Dataset excerpt:
☆ ☆ ☆ ☆
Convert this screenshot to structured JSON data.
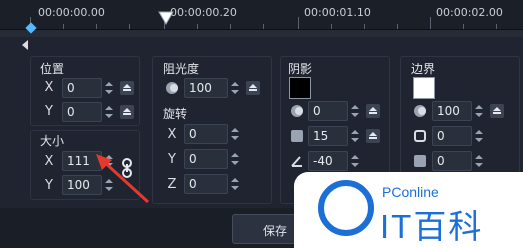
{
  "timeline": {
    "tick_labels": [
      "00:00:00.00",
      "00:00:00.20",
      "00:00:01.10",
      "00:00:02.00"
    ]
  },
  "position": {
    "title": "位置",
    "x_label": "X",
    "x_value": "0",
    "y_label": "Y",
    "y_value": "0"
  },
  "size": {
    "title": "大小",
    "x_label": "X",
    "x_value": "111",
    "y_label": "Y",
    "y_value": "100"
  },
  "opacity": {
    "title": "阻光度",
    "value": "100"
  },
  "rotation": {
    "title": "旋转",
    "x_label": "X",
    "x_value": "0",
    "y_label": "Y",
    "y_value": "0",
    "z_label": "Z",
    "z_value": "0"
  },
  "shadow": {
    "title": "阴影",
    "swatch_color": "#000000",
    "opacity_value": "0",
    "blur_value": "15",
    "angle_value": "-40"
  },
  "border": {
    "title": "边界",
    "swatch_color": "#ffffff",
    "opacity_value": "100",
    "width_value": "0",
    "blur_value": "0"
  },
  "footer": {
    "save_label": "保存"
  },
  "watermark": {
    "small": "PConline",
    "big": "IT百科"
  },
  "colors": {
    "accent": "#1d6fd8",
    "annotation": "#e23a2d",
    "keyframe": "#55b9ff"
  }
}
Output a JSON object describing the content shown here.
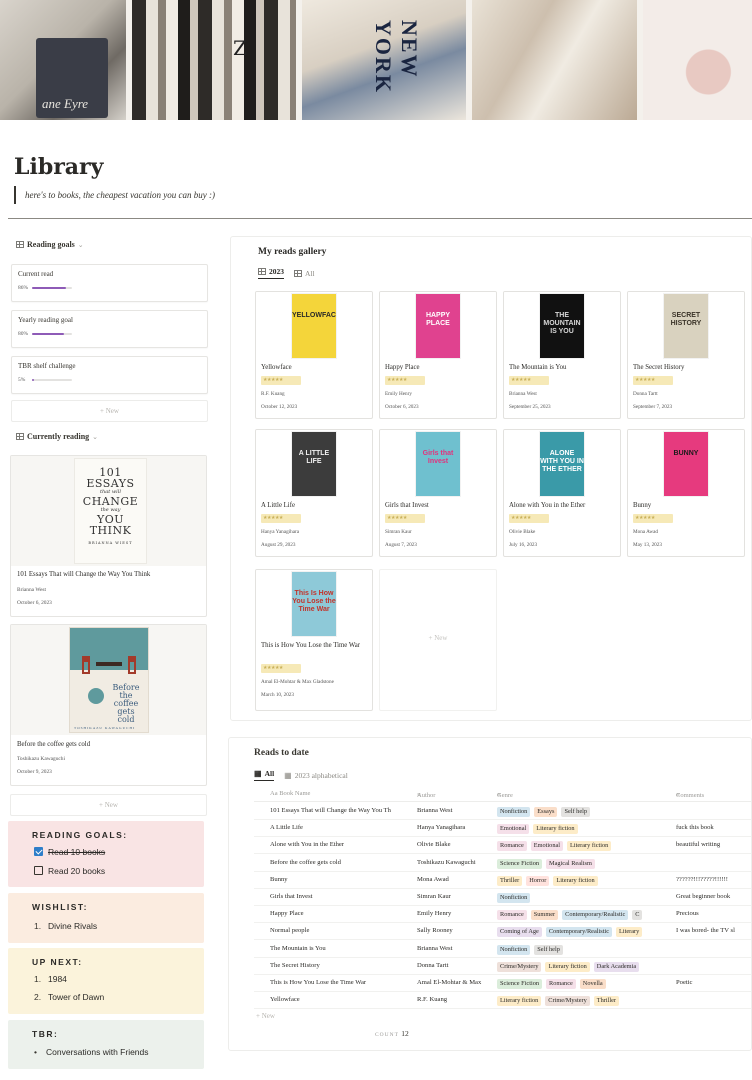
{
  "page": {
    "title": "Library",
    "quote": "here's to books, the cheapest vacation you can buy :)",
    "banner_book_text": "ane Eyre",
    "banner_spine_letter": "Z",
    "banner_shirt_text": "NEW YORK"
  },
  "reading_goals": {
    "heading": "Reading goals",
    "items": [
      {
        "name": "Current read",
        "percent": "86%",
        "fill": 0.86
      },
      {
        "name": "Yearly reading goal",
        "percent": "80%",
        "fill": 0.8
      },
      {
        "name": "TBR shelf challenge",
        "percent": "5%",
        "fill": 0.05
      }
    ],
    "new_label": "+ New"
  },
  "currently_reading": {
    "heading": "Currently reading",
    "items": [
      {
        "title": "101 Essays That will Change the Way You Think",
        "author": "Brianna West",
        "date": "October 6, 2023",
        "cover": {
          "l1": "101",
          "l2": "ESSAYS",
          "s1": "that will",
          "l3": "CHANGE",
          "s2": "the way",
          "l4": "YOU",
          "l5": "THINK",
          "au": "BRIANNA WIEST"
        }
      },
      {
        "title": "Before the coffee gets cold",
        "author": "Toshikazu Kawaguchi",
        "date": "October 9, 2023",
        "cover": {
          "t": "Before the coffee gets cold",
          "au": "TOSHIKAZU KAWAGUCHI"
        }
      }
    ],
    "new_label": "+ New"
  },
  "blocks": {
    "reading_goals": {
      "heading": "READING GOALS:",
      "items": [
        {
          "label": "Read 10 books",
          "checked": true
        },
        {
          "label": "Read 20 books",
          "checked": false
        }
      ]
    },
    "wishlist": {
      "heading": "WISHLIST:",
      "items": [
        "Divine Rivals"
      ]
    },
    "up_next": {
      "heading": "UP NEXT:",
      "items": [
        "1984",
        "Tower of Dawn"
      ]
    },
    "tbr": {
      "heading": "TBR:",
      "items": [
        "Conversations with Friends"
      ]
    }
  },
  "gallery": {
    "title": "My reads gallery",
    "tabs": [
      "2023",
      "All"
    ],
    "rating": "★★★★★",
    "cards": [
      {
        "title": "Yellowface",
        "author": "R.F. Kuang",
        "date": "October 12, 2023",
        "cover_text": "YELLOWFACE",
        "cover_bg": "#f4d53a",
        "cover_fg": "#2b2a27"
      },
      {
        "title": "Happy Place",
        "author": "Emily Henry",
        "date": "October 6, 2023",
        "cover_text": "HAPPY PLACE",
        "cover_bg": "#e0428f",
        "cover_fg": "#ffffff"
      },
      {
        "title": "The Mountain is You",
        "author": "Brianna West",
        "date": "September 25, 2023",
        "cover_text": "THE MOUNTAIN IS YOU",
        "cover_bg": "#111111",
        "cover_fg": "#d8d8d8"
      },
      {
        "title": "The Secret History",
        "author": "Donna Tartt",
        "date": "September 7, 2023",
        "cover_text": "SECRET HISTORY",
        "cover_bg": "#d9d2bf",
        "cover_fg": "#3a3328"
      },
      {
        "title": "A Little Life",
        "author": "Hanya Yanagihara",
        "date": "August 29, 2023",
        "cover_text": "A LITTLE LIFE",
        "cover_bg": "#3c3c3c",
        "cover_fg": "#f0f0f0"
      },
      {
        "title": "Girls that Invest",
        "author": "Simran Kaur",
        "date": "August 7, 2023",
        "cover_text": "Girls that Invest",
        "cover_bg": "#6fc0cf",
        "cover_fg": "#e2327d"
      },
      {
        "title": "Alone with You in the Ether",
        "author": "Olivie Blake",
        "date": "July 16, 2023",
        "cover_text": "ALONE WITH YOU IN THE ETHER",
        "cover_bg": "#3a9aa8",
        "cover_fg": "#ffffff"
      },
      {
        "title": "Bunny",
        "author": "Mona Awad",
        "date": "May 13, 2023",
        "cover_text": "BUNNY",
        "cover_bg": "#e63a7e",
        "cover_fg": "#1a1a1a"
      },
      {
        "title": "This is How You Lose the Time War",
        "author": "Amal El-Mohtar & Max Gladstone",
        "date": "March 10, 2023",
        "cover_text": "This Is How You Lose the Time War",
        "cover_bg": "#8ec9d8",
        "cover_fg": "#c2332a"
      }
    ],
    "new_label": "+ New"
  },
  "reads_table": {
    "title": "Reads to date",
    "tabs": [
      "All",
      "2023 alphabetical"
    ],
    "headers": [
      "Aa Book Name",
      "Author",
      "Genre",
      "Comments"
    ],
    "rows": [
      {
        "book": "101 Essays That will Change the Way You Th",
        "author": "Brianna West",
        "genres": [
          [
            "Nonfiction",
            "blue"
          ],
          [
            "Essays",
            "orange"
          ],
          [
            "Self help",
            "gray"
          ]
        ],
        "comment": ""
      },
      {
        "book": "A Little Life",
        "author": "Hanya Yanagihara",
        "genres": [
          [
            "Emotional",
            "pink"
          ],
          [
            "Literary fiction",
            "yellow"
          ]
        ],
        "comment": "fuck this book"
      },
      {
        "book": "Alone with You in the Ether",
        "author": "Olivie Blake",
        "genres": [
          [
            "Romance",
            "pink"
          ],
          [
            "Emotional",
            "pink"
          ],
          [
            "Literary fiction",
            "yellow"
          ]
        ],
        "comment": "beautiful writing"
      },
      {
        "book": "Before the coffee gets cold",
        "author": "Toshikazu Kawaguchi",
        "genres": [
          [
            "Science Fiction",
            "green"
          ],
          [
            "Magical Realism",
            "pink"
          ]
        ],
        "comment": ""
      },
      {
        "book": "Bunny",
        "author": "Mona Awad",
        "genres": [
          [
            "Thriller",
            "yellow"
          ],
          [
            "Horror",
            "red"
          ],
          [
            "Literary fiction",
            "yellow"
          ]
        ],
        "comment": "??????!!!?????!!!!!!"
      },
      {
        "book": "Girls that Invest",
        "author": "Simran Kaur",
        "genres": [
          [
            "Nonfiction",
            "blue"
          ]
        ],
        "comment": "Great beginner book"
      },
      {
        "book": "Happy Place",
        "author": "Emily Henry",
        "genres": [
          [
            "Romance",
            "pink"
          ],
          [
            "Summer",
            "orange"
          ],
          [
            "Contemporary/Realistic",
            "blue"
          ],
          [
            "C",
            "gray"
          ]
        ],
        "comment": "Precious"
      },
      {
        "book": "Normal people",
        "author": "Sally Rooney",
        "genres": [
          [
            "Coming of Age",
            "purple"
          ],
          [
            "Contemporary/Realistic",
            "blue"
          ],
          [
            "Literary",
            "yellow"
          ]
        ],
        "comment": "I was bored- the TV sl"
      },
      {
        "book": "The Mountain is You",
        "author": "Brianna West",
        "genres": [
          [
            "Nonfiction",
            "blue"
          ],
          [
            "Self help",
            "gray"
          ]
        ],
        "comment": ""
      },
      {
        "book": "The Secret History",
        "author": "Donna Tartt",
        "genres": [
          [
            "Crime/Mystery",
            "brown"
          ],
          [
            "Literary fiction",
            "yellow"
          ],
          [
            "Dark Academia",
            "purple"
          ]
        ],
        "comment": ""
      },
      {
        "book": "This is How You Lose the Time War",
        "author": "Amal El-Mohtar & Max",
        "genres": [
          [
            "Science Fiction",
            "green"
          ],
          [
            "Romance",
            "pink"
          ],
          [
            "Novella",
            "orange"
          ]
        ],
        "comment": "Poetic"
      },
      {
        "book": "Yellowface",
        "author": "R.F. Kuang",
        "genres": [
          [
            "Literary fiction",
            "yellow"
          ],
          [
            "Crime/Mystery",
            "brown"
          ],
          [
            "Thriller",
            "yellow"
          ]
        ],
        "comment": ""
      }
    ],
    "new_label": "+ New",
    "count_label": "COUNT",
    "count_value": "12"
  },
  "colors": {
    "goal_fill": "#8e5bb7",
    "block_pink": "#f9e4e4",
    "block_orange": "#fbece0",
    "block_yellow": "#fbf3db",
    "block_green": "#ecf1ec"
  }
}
☆ ☆ ☆ ☆
■ Challenge:
Each line with the string "will" in it needs to be found and copied.

■ Response:
        "title": "101 Essays That will Change the Way You Think",
          "s1": "that will",
        "book": "101 Essays That will Change the Way You Th",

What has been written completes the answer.